-- start --
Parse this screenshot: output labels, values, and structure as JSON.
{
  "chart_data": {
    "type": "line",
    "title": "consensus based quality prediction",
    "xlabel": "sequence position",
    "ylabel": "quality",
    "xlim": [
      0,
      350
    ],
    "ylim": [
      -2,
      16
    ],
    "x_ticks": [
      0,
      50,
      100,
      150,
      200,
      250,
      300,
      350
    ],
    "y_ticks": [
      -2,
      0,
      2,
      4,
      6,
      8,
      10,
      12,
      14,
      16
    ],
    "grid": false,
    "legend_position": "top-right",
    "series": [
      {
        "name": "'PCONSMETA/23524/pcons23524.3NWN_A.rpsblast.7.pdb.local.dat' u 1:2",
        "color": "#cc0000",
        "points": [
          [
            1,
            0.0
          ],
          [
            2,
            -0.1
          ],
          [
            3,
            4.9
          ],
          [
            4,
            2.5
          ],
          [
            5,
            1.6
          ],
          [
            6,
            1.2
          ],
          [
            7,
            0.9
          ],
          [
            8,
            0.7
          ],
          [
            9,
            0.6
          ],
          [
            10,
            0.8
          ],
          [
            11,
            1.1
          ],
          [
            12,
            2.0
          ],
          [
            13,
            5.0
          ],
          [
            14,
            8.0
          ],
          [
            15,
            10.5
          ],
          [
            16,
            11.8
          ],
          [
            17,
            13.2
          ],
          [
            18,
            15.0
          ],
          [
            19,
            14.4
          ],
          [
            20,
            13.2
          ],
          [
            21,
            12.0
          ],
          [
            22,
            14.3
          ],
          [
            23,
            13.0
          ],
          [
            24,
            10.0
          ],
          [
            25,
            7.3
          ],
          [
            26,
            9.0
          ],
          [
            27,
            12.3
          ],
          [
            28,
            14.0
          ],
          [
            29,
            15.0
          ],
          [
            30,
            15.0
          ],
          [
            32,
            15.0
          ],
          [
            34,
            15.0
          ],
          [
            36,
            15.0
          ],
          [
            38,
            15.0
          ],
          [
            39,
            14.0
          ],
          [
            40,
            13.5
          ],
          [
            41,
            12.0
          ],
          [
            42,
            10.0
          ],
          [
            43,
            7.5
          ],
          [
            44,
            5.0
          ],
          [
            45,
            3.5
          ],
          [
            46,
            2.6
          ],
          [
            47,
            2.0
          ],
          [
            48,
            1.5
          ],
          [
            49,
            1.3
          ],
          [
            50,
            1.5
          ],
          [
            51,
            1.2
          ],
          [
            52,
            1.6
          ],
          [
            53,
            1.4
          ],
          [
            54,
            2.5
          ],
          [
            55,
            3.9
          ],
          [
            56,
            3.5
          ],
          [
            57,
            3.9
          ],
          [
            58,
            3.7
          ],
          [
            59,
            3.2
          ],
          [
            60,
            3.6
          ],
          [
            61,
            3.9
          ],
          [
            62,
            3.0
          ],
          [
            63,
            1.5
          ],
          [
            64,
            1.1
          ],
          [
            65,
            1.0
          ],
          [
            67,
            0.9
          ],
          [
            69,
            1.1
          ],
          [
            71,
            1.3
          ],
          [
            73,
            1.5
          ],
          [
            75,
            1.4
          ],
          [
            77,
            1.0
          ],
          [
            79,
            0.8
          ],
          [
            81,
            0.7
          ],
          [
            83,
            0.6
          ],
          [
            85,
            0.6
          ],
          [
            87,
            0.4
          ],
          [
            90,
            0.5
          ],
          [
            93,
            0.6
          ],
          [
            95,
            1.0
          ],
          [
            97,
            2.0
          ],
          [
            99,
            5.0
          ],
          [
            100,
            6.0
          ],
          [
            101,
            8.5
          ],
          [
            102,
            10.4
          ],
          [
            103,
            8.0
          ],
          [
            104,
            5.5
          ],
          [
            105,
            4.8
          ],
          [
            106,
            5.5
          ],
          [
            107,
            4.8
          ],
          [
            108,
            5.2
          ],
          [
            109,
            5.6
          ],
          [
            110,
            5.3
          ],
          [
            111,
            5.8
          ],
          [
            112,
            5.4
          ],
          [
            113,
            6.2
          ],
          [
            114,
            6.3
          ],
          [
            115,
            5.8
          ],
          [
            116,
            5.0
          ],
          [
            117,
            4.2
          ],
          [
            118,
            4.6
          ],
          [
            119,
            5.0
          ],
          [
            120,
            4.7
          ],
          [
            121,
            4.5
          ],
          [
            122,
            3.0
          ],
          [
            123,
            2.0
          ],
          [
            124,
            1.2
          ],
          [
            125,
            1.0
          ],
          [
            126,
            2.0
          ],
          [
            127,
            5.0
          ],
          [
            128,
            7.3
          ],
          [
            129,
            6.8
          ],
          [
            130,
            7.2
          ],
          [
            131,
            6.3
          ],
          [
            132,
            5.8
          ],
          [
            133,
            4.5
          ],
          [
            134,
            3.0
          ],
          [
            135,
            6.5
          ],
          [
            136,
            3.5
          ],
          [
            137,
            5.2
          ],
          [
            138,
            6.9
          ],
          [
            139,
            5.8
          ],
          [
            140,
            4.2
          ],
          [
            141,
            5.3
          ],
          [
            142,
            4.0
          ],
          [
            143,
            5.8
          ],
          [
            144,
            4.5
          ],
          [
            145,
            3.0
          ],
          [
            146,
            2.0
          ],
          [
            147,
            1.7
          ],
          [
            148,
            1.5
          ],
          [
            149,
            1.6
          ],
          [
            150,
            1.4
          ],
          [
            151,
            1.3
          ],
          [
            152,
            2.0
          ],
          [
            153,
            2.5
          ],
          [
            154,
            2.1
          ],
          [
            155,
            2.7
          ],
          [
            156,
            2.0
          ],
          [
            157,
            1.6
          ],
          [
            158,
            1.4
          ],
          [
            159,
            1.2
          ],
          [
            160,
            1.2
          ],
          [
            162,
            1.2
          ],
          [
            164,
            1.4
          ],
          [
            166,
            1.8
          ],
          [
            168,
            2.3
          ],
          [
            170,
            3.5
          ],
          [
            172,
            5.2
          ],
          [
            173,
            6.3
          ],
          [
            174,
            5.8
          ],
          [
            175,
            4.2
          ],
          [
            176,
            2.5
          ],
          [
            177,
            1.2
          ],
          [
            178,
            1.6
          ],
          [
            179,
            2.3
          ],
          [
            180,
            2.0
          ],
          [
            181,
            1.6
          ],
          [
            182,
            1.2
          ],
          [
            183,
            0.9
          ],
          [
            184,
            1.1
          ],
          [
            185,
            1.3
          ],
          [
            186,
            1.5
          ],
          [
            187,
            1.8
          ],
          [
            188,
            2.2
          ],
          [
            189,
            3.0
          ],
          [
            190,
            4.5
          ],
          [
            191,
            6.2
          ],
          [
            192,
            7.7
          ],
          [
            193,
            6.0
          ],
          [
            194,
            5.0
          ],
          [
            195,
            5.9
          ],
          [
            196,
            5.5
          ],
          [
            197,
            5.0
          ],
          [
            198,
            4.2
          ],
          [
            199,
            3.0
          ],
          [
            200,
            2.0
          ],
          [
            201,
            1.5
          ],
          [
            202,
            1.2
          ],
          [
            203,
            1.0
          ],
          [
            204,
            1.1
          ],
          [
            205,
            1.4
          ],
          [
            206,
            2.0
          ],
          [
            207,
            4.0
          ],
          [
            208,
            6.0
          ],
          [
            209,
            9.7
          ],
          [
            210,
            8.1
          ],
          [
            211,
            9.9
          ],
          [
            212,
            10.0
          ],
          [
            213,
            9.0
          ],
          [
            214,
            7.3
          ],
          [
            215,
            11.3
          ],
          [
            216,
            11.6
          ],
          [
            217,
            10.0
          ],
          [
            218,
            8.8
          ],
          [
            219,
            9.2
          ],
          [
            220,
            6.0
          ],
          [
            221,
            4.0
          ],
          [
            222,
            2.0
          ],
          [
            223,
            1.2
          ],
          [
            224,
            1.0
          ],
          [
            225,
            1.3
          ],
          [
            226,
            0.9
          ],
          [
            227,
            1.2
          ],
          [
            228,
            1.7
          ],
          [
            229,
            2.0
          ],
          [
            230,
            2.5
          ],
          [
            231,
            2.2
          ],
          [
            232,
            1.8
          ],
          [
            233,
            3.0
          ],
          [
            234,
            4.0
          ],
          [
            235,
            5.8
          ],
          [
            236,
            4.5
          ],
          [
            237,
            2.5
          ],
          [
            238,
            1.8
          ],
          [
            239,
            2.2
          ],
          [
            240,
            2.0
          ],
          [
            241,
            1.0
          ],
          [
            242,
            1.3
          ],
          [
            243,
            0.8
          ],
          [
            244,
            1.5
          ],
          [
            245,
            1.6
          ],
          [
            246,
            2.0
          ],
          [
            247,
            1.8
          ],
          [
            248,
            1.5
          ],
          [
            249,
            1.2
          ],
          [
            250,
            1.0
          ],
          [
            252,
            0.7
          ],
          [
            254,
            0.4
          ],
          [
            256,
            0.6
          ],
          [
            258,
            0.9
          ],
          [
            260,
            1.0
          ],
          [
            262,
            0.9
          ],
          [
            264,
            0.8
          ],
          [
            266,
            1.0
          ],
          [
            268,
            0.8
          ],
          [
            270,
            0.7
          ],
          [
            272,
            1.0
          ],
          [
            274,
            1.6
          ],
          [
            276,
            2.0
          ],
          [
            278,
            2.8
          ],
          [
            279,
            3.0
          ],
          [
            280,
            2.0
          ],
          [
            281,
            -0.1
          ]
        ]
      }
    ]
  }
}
-- end --
▶ _Aim_:
Copy each line that holds the word "quality".

▶ _Written solution_:
    "title": "consensus based quality prediction",
    "ylabel": "quality",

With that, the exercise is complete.